### [Request]
Every line that contains "不等式解集为" counts once; give the total number of such lines, with no other words.

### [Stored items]
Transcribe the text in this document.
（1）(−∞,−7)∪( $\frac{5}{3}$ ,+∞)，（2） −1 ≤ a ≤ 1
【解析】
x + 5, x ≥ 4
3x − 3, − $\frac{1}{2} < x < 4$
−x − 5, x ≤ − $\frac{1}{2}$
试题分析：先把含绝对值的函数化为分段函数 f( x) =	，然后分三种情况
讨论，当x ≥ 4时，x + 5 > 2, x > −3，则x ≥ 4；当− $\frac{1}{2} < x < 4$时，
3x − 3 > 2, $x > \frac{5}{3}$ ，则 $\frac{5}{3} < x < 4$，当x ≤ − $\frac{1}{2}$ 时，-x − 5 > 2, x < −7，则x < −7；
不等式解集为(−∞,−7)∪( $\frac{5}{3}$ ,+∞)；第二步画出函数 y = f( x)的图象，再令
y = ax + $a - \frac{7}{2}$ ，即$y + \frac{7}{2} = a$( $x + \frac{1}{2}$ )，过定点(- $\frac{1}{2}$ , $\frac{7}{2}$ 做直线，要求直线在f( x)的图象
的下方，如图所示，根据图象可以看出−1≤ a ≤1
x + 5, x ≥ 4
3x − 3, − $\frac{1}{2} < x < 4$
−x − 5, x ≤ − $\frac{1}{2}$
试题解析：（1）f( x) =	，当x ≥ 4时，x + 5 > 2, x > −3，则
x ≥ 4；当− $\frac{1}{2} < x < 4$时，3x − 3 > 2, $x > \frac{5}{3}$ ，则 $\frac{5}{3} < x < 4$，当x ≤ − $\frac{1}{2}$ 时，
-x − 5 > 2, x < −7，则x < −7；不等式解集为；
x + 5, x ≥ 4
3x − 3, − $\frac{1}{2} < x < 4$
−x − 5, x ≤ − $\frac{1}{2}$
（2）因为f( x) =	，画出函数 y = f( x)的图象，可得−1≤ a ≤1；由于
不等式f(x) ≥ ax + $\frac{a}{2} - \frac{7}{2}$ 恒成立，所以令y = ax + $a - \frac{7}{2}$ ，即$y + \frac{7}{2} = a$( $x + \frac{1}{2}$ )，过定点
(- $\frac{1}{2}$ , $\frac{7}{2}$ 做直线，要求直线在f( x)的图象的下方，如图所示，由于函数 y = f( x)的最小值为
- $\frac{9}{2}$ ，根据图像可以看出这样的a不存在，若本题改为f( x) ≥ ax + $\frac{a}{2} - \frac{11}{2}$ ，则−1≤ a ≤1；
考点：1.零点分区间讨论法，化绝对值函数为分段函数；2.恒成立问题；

### [Reply]
2